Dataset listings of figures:
--- start ---
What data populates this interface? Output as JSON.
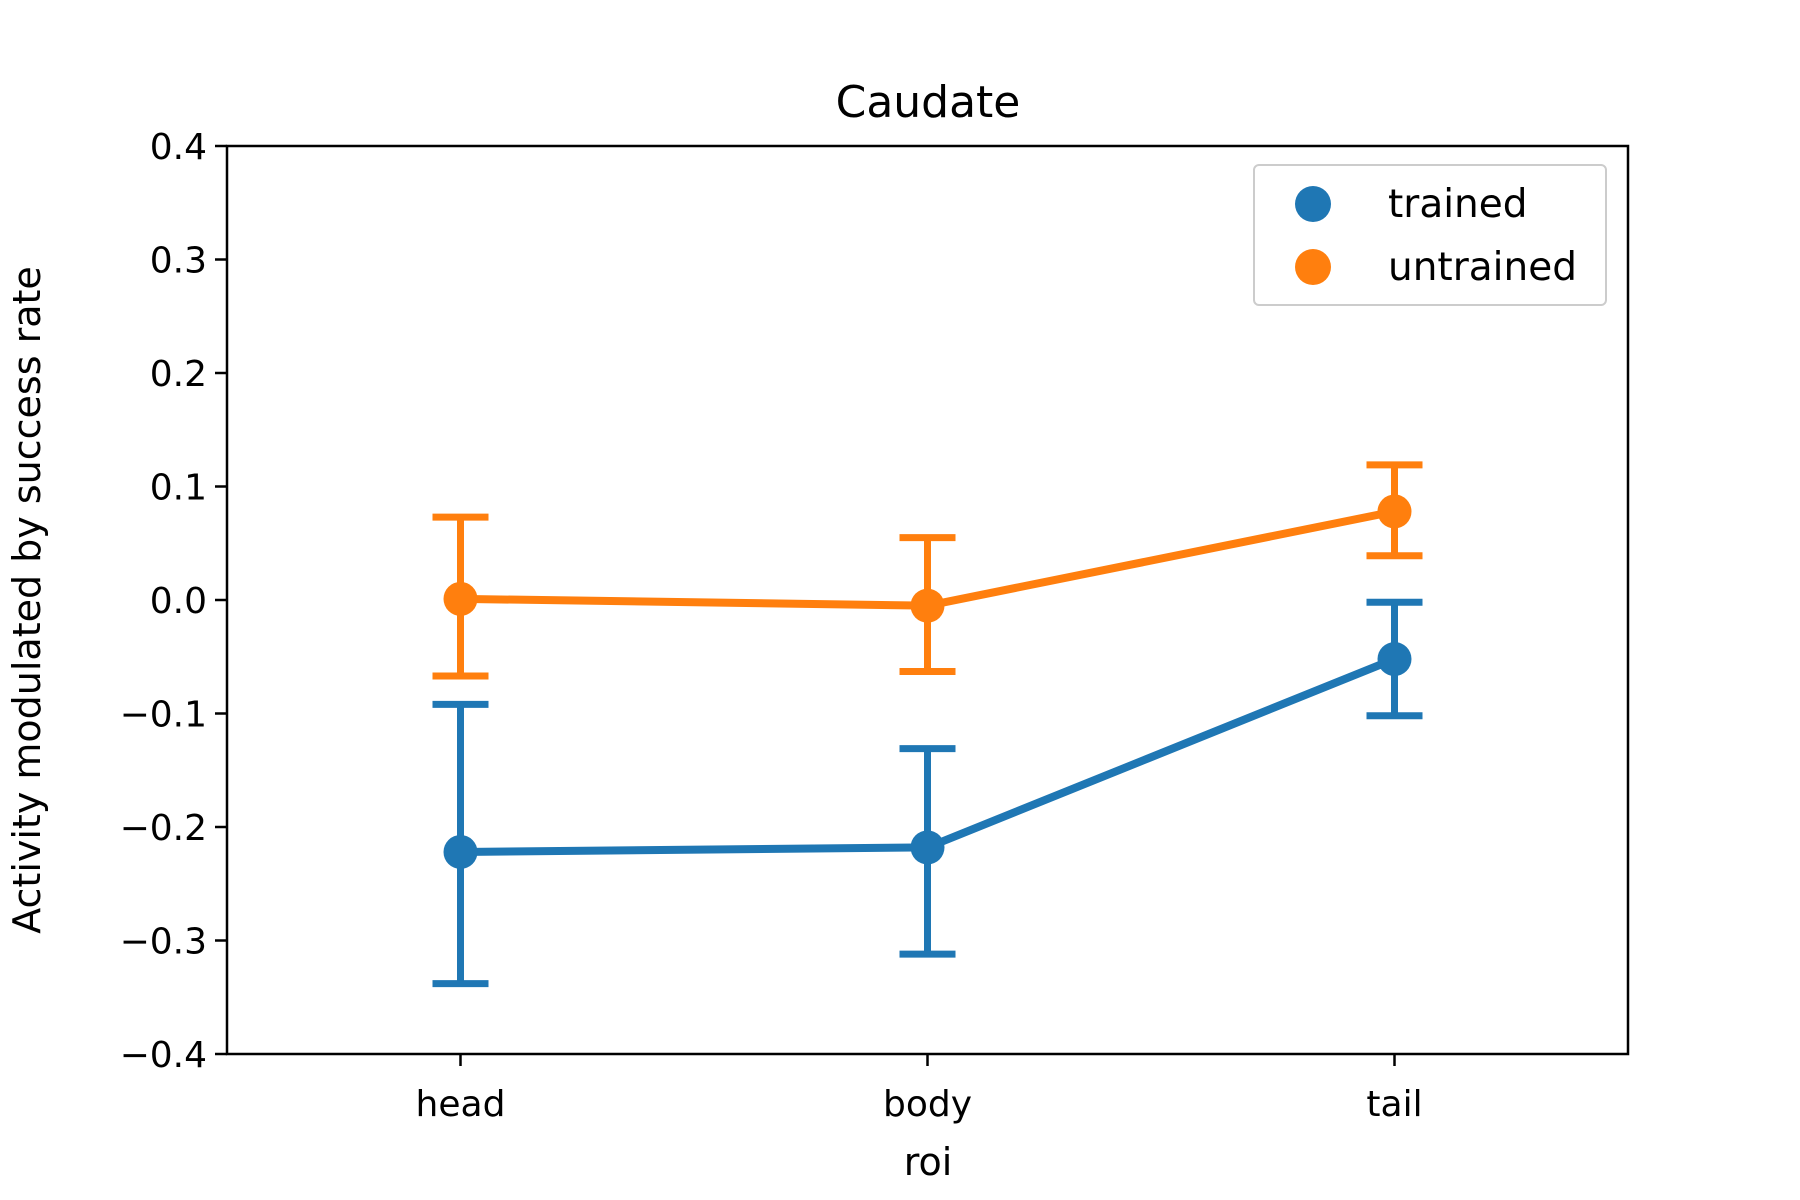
{
  "chart_data": {
    "type": "line",
    "title": "Caudate",
    "xlabel": "roi",
    "ylabel": "Activity modulated by success rate",
    "categories": [
      "head",
      "body",
      "tail"
    ],
    "ylim": [
      -0.4,
      0.4
    ],
    "yticks": [
      {
        "value": 0.4,
        "label": "0.4"
      },
      {
        "value": 0.3,
        "label": "0.3"
      },
      {
        "value": 0.2,
        "label": "0.2"
      },
      {
        "value": 0.1,
        "label": "0.1"
      },
      {
        "value": 0.0,
        "label": "0.0"
      },
      {
        "value": -0.1,
        "label": "−0.1"
      },
      {
        "value": -0.2,
        "label": "−0.2"
      },
      {
        "value": -0.3,
        "label": "−0.3"
      },
      {
        "value": -0.4,
        "label": "−0.4"
      }
    ],
    "grid": false,
    "legend_position": "top-right",
    "series": [
      {
        "name": "trained",
        "color": "#1f77b4",
        "values": [
          -0.222,
          -0.218,
          -0.052
        ],
        "err_low": [
          -0.338,
          -0.312,
          -0.102
        ],
        "err_high": [
          -0.092,
          -0.131,
          -0.002
        ]
      },
      {
        "name": "untrained",
        "color": "#ff7f0e",
        "values": [
          0.001,
          -0.005,
          0.078
        ],
        "err_low": [
          -0.067,
          -0.063,
          0.039
        ],
        "err_high": [
          0.073,
          0.055,
          0.119
        ]
      }
    ]
  }
}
--- end ---
| TASK REQUIREMENTS |
Every record is to be reproduced exactly, with no pictures included.

| RESPONSE TO THIS EXERCISE |
What data populates this interface? Output as JSON.
{
  "chart_data": {
    "type": "line",
    "title": "Caudate",
    "xlabel": "roi",
    "ylabel": "Activity modulated by success rate",
    "categories": [
      "head",
      "body",
      "tail"
    ],
    "ylim": [
      -0.4,
      0.4
    ],
    "yticks": [
      {
        "value": 0.4,
        "label": "0.4"
      },
      {
        "value": 0.3,
        "label": "0.3"
      },
      {
        "value": 0.2,
        "label": "0.2"
      },
      {
        "value": 0.1,
        "label": "0.1"
      },
      {
        "value": 0.0,
        "label": "0.0"
      },
      {
        "value": -0.1,
        "label": "−0.1"
      },
      {
        "value": -0.2,
        "label": "−0.2"
      },
      {
        "value": -0.3,
        "label": "−0.3"
      },
      {
        "value": -0.4,
        "label": "−0.4"
      }
    ],
    "grid": false,
    "legend_position": "top-right",
    "series": [
      {
        "name": "trained",
        "color": "#1f77b4",
        "values": [
          -0.222,
          -0.218,
          -0.052
        ],
        "err_low": [
          -0.338,
          -0.312,
          -0.102
        ],
        "err_high": [
          -0.092,
          -0.131,
          -0.002
        ]
      },
      {
        "name": "untrained",
        "color": "#ff7f0e",
        "values": [
          0.001,
          -0.005,
          0.078
        ],
        "err_low": [
          -0.067,
          -0.063,
          0.039
        ],
        "err_high": [
          0.073,
          0.055,
          0.119
        ]
      }
    ]
  }
}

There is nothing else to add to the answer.